### STATED GOAL
Copy the material that follows word for word and omit its pictures.
== DATASET ENTRIES
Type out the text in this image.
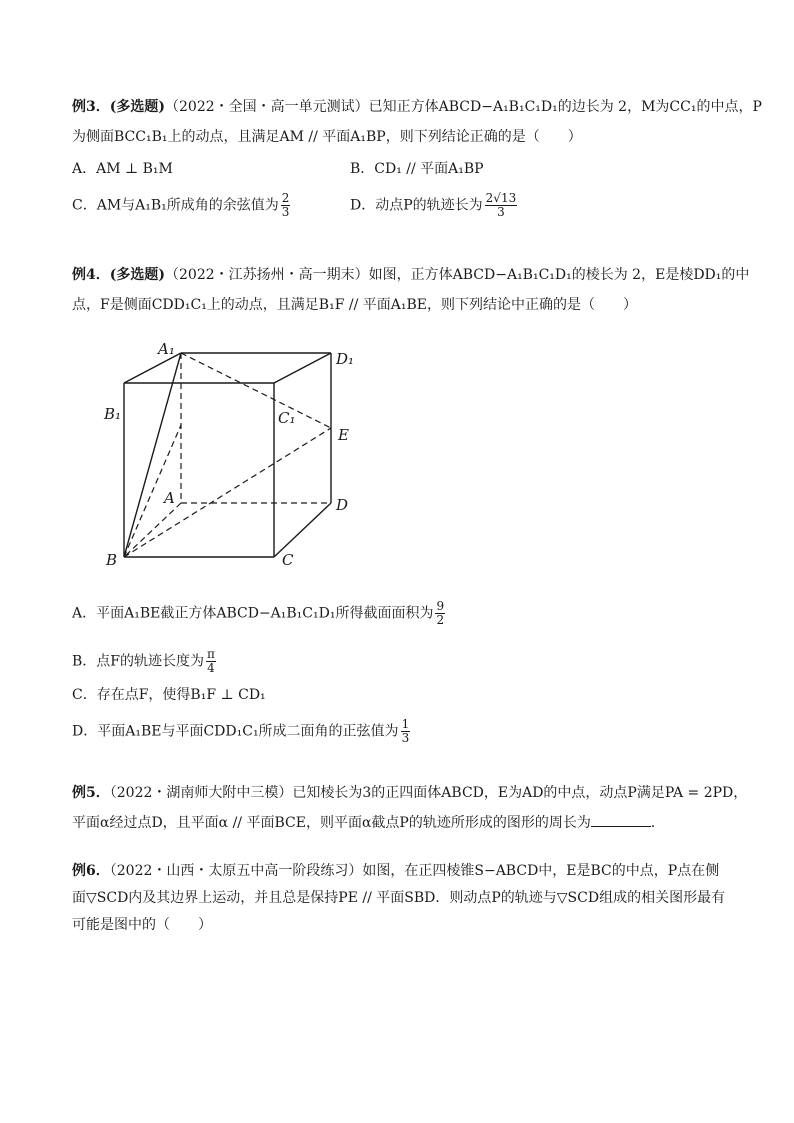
例3．(多选题)（2022・全国・高一单元测试）已知正方体ABCD−A₁B₁C₁D₁的边长为 2，M为CC₁的中点，P
为侧面BCC₁B₁上的动点，且满足AM // 平面A₁BP，则下列结论正确的是（　　）
A．AM ⊥ B₁M	B．CD₁ // 平面A₁BP
C．AM与A₁B₁所成角的余弦值为 $\frac{2}{3}$	D．动点P的轨迹长为 $\frac{2√13}{3}$
例4．(多选题)（2022・江苏扬州・高一期末）如图，正方体ABCD−A₁B₁C₁D₁的棱长为 2，E是棱DD₁的中
点，F是侧面CDD₁C₁上的动点，且满足B₁F // 平面A₁BE，则下列结论中正确的是（　　）
A₁
D₁
B₁	C₁
E
A	D
B	C
A．平面A₁BE截正方体ABCD−A₁B₁C₁D₁所得截面面积为 $\frac{9}{2}$
B．点F的轨迹长度为 $\frac{\pi}{4}$
C．存在点F，使得B₁F ⊥ CD₁
D．平面A₁BE与平面CDD₁C₁所成二面角的正弦值为 $\frac{1}{3}$
例5．（2022・湖南师大附中三模）已知棱长为3的正四面体ABCD，E为AD的中点，动点P满足PA = 2PD，
平面α经过点D，且平面α // 平面BCE，则平面α截点P的轨迹所形成的图形的周长为	．
例6．（2022・山西・太原五中高一阶段练习）如图，在正四棱锥S−ABCD中，E是BC的中点，P点在侧
面▽SCD内及其边界上运动，并且总是保持PE // 平面SBD．则动点P的轨迹与▽SCD组成的相关图形最有
可能是图中的（　　）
====
### RESPONSE TO THE EXERCISE
Type out the text in this image.
例3．(多选题)（2022・全国・高一单元测试）已知正方体ABCD−A₁B₁C₁D₁的边长为 2，M为CC₁的中点，P
为侧面BCC₁B₁上的动点，且满足AM // 平面A₁BP，则下列结论正确的是（　　）
A．AM ⊥ B₁M	B．CD₁ // 平面A₁BP
C．AM与A₁B₁所成角的余弦值为 $\frac{2}{3}$	D．动点P的轨迹长为 $\frac{2√13}{3}$
例4．(多选题)（2022・江苏扬州・高一期末）如图，正方体ABCD−A₁B₁C₁D₁的棱长为 2，E是棱DD₁的中
点，F是侧面CDD₁C₁上的动点，且满足B₁F // 平面A₁BE，则下列结论中正确的是（　　）
A₁
D₁
B₁	C₁
E
A	D
B	C
A．平面A₁BE截正方体ABCD−A₁B₁C₁D₁所得截面面积为 $\frac{9}{2}$
B．点F的轨迹长度为 $\frac{\pi}{4}$
C．存在点F，使得B₁F ⊥ CD₁
D．平面A₁BE与平面CDD₁C₁所成二面角的正弦值为 $\frac{1}{3}$
例5．（2022・湖南师大附中三模）已知棱长为3的正四面体ABCD，E为AD的中点，动点P满足PA = 2PD，
平面α经过点D，且平面α // 平面BCE，则平面α截点P的轨迹所形成的图形的周长为	．
例6．（2022・山西・太原五中高一阶段练习）如图，在正四棱锥S−ABCD中，E是BC的中点，P点在侧
面▽SCD内及其边界上运动，并且总是保持PE // 平面SBD．则动点P的轨迹与▽SCD组成的相关图形最有
可能是图中的（　　）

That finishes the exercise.